* **Stated task**: Render the records from the line containing "y-tick-label: 60 [79,174,91,186]" through the line containing "data-point [312,288,320,296]" as a Markdown table. Use the columns Row and Record, number each line, and leave out any blank lines.
▼
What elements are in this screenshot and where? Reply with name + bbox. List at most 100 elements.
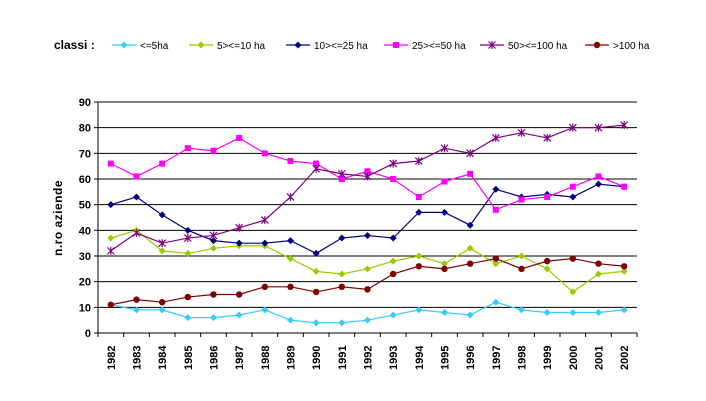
y-tick-label: 60 [79,174,91,186]
series-2 [107,180,628,257]
legend-title: classi : [54,38,95,52]
x-tick-label: 1991 [337,346,349,370]
data-point [184,145,191,152]
legend-label: 5><=10 ha [217,41,266,52]
data-point [312,164,321,173]
data-point [492,260,500,268]
legend-swatch-marker [120,41,128,49]
data-point [620,306,628,314]
x-tick-label: 1993 [388,346,400,370]
data-point [518,306,525,314]
data-point [261,306,269,314]
legend-swatch-marker [488,41,496,49]
legend-item: <=5ha [112,41,169,52]
x-tick-label: 1994 [414,345,426,370]
data-point [441,208,448,216]
data-point [415,193,422,200]
data-point [492,185,500,193]
legend-label: 25><=50 ha [412,41,466,52]
data-point [620,121,629,130]
data-point [569,308,577,316]
legend-label: 50><=100 ha [508,41,568,52]
data-point [133,193,140,201]
data-point [595,270,602,278]
data-point [467,170,474,177]
data-point [184,293,192,301]
legend-swatch-marker [294,41,302,49]
data-point [620,263,628,270]
data-point [389,311,397,319]
legend-item: 10><=25 ha [286,41,368,52]
data-point [159,160,166,167]
data-point [466,149,475,158]
x-tick-label: 1986 [209,346,221,370]
data-point [287,237,294,245]
data-point [491,133,500,142]
data-point [338,270,346,278]
data-point [338,176,345,182]
data-point [312,288,320,296]
series-5 [107,255,628,308]
data-point [389,159,398,168]
data-point [544,193,551,200]
data-point [543,308,551,316]
data-point [492,298,500,306]
data-point [389,234,397,242]
data-point [543,257,551,265]
data-point [441,265,448,273]
y-tick-label: 30 [79,251,91,263]
data-point [466,311,474,319]
data-point [595,180,602,188]
data-point [235,291,243,298]
data-point [517,128,526,137]
data-point [158,299,166,306]
data-point [466,260,474,267]
data-point [236,134,243,141]
data-point [620,267,628,275]
data-point [235,223,244,232]
data-point [415,306,423,314]
data-point [158,306,166,314]
data-point [364,265,371,273]
data-point [595,308,602,316]
data-point [415,208,423,216]
x-tick-label: 1998 [517,346,529,370]
x-tick-label: 2000 [568,346,580,370]
data-point [338,283,346,290]
legend-swatch-marker [393,42,399,48]
data-point [184,226,192,234]
x-tick-label: 1999 [542,346,554,370]
data-point [466,244,474,252]
data-point [183,234,192,243]
data-point [286,192,295,201]
y-tick-label: 10 [79,302,91,314]
data-point [543,265,551,273]
data-point [569,193,577,201]
y-axis-label: n.ro aziende [51,180,65,256]
data-point [441,178,448,185]
y-tick-label: 0 [85,328,91,340]
x-tick-label: 2001 [594,346,606,370]
data-point [287,158,294,165]
data-point [337,169,346,178]
data-point [287,283,294,290]
data-point [312,267,320,275]
legend-item: 5><=10 ha [189,41,266,52]
data-point [132,228,141,237]
data-point [364,286,371,293]
data-point [621,183,628,190]
x-tick-label: 2002 [619,346,631,370]
data-point [518,265,525,273]
series-4 [106,121,629,255]
x-tick-label: 1988 [260,346,272,370]
data-point [133,173,140,180]
series-0 [107,298,628,327]
series-group [106,121,629,327]
y-ticks: 0 10 20 30 40 50 60 70 80 90 [79,97,98,340]
data-point [568,123,577,132]
data-point [415,263,423,270]
data-point [492,255,500,262]
data-point [209,231,218,240]
data-point [415,252,423,260]
data-point [107,160,114,167]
▲
* **Solved exercise**:
| Row | Record |
|---|---|
| 1 | y-tick-label: 60 [79,174,91,186] |
| 2 | series-2 [107,180,628,257] |
| 3 | legend-title: classi : [54,38,95,52] |
| 4 | x-tick-label: 1991 [337,346,349,370] |
| 5 | data-point [184,145,191,152] |
| 6 | legend-label: 5><=10 ha [217,41,266,52] |
| 7 | data-point [312,164,321,173] |
| 8 | data-point [492,260,500,268] |
| 9 | legend-swatch-marker [120,41,128,49] |
| 10 | data-point [620,306,628,314] |
| 11 | x-tick-label: 1993 [388,346,400,370] |
| 12 | data-point [518,306,525,314] |
| 13 | data-point [261,306,269,314] |
| 14 | legend-swatch-marker [488,41,496,49] |
| 15 | legend-item: <=5ha [112,41,169,52] |
| 16 | x-tick-label: 1994 [414,345,426,370] |
| 17 | data-point [441,208,448,216] |
| 18 | data-point [415,193,422,200] |
| 19 | data-point [492,185,500,193] |
| 20 | legend-label: 25><=50 ha [412,41,466,52] |
| 21 | data-point [620,121,629,130] |
| 22 | data-point [569,308,577,316] |
| 23 | legend-label: 50><=100 ha [508,41,568,52] |
| 24 | data-point [133,193,140,201] |
| 25 | data-point [595,270,602,278] |
| 26 | data-point [467,170,474,177] |
| 27 | data-point [184,293,192,301] |
| 28 | legend-swatch-marker [294,41,302,49] |
| 29 | data-point [620,263,628,270] |
| 30 | data-point [389,311,397,319] |
| 31 | legend-item: 10><=25 ha [286,41,368,52] |
| 32 | data-point [159,160,166,167] |
| 33 | data-point [466,149,475,158] |
| 34 | x-tick-label: 1986 [209,346,221,370] |
| 35 | data-point [287,237,294,245] |
| 36 | data-point [491,133,500,142] |
| 37 | data-point [338,270,346,278] |
| 38 | data-point [338,176,345,182] |
| 39 | data-point [312,288,320,296] |